▼

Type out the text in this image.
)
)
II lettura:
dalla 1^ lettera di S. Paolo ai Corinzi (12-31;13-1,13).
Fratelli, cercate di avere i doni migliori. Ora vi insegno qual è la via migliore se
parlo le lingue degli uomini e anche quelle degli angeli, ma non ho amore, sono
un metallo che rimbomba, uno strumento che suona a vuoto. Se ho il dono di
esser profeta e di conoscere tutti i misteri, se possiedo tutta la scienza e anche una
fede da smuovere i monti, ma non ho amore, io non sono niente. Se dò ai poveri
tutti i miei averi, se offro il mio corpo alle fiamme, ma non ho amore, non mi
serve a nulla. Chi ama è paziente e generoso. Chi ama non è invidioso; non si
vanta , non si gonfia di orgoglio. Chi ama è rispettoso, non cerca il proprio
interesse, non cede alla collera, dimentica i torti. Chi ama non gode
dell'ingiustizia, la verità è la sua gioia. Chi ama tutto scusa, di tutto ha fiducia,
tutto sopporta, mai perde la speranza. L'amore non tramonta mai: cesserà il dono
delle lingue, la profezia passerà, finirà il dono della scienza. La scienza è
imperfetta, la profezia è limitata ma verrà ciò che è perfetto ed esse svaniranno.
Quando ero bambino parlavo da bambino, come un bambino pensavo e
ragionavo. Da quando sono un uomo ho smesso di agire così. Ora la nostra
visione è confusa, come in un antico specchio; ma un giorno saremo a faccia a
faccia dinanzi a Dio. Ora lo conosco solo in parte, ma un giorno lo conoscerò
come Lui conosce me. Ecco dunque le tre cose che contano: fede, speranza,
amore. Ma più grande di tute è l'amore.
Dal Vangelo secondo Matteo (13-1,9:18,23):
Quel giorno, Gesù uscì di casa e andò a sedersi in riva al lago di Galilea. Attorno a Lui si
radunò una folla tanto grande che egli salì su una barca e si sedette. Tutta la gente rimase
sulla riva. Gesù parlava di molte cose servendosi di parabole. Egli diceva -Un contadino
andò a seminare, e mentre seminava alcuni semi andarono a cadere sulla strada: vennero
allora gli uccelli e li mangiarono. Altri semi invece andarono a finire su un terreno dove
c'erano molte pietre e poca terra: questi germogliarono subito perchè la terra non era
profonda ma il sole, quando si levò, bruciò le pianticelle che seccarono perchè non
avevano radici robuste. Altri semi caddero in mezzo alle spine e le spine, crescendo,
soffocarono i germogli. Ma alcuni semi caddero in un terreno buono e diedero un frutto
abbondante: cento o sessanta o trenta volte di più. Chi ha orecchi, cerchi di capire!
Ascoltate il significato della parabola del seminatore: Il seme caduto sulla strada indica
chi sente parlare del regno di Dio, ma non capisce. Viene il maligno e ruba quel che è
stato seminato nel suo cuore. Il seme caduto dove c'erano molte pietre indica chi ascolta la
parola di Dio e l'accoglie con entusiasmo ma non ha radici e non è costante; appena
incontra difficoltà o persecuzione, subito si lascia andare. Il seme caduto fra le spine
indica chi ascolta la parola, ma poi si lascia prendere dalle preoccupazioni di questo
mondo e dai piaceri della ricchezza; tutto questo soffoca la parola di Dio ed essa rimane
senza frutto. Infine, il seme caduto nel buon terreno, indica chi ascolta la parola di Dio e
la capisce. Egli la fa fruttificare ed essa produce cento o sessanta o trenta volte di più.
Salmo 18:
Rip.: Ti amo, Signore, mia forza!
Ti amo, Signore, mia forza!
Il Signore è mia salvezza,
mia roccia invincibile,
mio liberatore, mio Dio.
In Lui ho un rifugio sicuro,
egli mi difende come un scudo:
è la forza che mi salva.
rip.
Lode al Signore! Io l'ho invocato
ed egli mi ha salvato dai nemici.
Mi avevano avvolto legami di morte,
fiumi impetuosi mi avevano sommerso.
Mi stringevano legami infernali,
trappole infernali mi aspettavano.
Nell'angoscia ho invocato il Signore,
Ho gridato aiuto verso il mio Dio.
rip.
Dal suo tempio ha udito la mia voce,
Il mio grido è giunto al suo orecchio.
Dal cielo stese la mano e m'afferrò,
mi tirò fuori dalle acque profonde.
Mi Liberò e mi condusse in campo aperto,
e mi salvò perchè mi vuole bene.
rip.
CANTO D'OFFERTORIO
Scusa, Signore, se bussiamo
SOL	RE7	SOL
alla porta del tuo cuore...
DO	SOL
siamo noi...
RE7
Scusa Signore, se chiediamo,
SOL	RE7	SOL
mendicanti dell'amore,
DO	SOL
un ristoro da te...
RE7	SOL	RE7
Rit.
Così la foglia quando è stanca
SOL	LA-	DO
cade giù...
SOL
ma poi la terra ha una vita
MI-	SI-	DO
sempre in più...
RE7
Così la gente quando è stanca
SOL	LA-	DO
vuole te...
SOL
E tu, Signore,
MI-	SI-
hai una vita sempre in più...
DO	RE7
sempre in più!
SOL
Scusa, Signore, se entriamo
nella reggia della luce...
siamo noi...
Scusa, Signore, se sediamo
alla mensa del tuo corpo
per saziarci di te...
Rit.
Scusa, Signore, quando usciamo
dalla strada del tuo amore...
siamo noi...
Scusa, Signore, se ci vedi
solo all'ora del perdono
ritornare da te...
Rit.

▲

Aim of the task:
Print every line of the records exactly. Omit nothing.

Full answer:
Type out the text in this image.
)
)
II lettura:
dalla 1^ lettera di S. Paolo ai Corinzi (12-31;13-1,13).
Fratelli, cercate di avere i doni migliori. Ora vi insegno qual è la via migliore se
parlo le lingue degli uomini e anche quelle degli angeli, ma non ho amore, sono
un metallo che rimbomba, uno strumento che suona a vuoto. Se ho il dono di
esser profeta e di conoscere tutti i misteri, se possiedo tutta la scienza e anche una
fede da smuovere i monti, ma non ho amore, io non sono niente. Se dò ai poveri
tutti i miei averi, se offro il mio corpo alle fiamme, ma non ho amore, non mi
serve a nulla. Chi ama è paziente e generoso. Chi ama non è invidioso; non si
vanta , non si gonfia di orgoglio. Chi ama è rispettoso, non cerca il proprio
interesse, non cede alla collera, dimentica i torti. Chi ama non gode
dell'ingiustizia, la verità è la sua gioia. Chi ama tutto scusa, di tutto ha fiducia,
tutto sopporta, mai perde la speranza. L'amore non tramonta mai: cesserà il dono
delle lingue, la profezia passerà, finirà il dono della scienza. La scienza è
imperfetta, la profezia è limitata ma verrà ciò che è perfetto ed esse svaniranno.
Quando ero bambino parlavo da bambino, come un bambino pensavo e
ragionavo. Da quando sono un uomo ho smesso di agire così. Ora la nostra
visione è confusa, come in un antico specchio; ma un giorno saremo a faccia a
faccia dinanzi a Dio. Ora lo conosco solo in parte, ma un giorno lo conoscerò
come Lui conosce me. Ecco dunque le tre cose che contano: fede, speranza,
amore. Ma più grande di tute è l'amore.
Dal Vangelo secondo Matteo (13-1,9:18,23):
Quel giorno, Gesù uscì di casa e andò a sedersi in riva al lago di Galilea. Attorno a Lui si
radunò una folla tanto grande che egli salì su una barca e si sedette. Tutta la gente rimase
sulla riva. Gesù parlava di molte cose servendosi di parabole. Egli diceva -Un contadino
andò a seminare, e mentre seminava alcuni semi andarono a cadere sulla strada: vennero
allora gli uccelli e li mangiarono. Altri semi invece andarono a finire su un terreno dove
c'erano molte pietre e poca terra: questi germogliarono subito perchè la terra non era
profonda ma il sole, quando si levò, bruciò le pianticelle che seccarono perchè non
avevano radici robuste. Altri semi caddero in mezzo alle spine e le spine, crescendo,
soffocarono i germogli. Ma alcuni semi caddero in un terreno buono e diedero un frutto
abbondante: cento o sessanta o trenta volte di più. Chi ha orecchi, cerchi di capire!
Ascoltate il significato della parabola del seminatore: Il seme caduto sulla strada indica
chi sente parlare del regno di Dio, ma non capisce. Viene il maligno e ruba quel che è
stato seminato nel suo cuore. Il seme caduto dove c'erano molte pietre indica chi ascolta la
parola di Dio e l'accoglie con entusiasmo ma non ha radici e non è costante; appena
incontra difficoltà o persecuzione, subito si lascia andare. Il seme caduto fra le spine
indica chi ascolta la parola, ma poi si lascia prendere dalle preoccupazioni di questo
mondo e dai piaceri della ricchezza; tutto questo soffoca la parola di Dio ed essa rimane
senza frutto. Infine, il seme caduto nel buon terreno, indica chi ascolta la parola di Dio e
la capisce. Egli la fa fruttificare ed essa produce cento o sessanta o trenta volte di più.
Salmo 18:
Rip.: Ti amo, Signore, mia forza!
Ti amo, Signore, mia forza!
Il Signore è mia salvezza,
mia roccia invincibile,
mio liberatore, mio Dio.
In Lui ho un rifugio sicuro,
egli mi difende come un scudo:
è la forza che mi salva.
rip.
Lode al Signore! Io l'ho invocato
ed egli mi ha salvato dai nemici.
Mi avevano avvolto legami di morte,
fiumi impetuosi mi avevano sommerso.
Mi stringevano legami infernali,
trappole infernali mi aspettavano.
Nell'angoscia ho invocato il Signore,
Ho gridato aiuto verso il mio Dio.
rip.
Dal suo tempio ha udito la mia voce,
Il mio grido è giunto al suo orecchio.
Dal cielo stese la mano e m'afferrò,
mi tirò fuori dalle acque profonde.
Mi Liberò e mi condusse in campo aperto,
e mi salvò perchè mi vuole bene.
rip.
CANTO D'OFFERTORIO
Scusa, Signore, se bussiamo
SOL	RE7	SOL
alla porta del tuo cuore...
DO	SOL
siamo noi...
RE7
Scusa Signore, se chiediamo,
SOL	RE7	SOL
mendicanti dell'amore,
DO	SOL
un ristoro da te...
RE7	SOL	RE7
Rit.
Così la foglia quando è stanca
SOL	LA-	DO
cade giù...
SOL
ma poi la terra ha una vita
MI-	SI-	DO
sempre in più...
RE7
Così la gente quando è stanca
SOL	LA-	DO
vuole te...
SOL
E tu, Signore,
MI-	SI-
hai una vita sempre in più...
DO	RE7
sempre in più!
SOL
Scusa, Signore, se entriamo
nella reggia della luce...
siamo noi...
Scusa, Signore, se sediamo
alla mensa del tuo corpo
per saziarci di te...
Rit.
Scusa, Signore, quando usciamo
dalla strada del tuo amore...
siamo noi...
Scusa, Signore, se ci vedi
solo all'ora del perdono
ritornare da te...
Rit.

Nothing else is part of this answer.